> **EXERCISE DETAILS**
Find each line in the records below that contains the string "header" and copy those lines out in full.
-*-
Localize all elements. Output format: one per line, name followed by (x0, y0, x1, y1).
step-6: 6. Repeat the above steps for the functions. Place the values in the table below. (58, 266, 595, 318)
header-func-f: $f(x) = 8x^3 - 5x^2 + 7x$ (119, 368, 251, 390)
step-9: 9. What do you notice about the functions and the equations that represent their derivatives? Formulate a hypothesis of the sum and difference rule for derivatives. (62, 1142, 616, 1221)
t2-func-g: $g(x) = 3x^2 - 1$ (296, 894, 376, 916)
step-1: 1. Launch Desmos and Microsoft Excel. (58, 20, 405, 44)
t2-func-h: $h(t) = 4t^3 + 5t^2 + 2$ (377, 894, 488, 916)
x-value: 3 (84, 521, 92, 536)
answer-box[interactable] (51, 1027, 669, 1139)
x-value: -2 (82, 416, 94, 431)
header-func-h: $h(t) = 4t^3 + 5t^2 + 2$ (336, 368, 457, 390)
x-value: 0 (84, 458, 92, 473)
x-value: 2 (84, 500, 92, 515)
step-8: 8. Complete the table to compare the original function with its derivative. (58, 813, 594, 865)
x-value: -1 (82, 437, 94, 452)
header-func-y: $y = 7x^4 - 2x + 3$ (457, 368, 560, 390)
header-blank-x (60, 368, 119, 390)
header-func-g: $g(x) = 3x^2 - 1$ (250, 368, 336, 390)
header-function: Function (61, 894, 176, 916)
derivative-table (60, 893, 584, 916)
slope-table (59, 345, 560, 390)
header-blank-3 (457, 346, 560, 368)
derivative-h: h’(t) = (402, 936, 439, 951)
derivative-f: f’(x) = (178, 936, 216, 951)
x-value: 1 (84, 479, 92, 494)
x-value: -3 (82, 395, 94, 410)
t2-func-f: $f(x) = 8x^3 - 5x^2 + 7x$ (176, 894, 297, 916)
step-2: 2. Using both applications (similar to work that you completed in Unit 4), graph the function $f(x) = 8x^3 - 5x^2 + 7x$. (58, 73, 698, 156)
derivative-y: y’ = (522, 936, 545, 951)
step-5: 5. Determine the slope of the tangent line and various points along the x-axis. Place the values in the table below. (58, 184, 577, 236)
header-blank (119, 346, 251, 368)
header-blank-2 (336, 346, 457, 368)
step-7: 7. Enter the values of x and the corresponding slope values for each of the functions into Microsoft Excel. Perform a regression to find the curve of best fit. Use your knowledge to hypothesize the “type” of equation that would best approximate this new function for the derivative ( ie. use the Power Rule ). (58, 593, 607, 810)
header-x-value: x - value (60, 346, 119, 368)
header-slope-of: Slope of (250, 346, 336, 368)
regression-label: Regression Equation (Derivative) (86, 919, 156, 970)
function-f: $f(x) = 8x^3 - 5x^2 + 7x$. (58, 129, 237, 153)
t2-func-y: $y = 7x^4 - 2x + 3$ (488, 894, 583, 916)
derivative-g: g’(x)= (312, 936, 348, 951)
-*-
> **EXERCISE RESPONSE**
header-func-f: $f(x) = 8x^3 - 5x^2 + 7x$ (119, 368, 251, 390)
header-func-h: $h(t) = 4t^3 + 5t^2 + 2$ (336, 368, 457, 390)
header-func-y: $y = 7x^4 - 2x + 3$ (457, 368, 560, 390)
header-blank-x (60, 368, 119, 390)
header-func-g: $g(x) = 3x^2 - 1$ (250, 368, 336, 390)
header-function: Function (61, 894, 176, 916)
header-blank-3 (457, 346, 560, 368)
header-blank (119, 346, 251, 368)
header-blank-2 (336, 346, 457, 368)
header-x-value: x - value (60, 346, 119, 368)
header-slope-of: Slope of (250, 346, 336, 368)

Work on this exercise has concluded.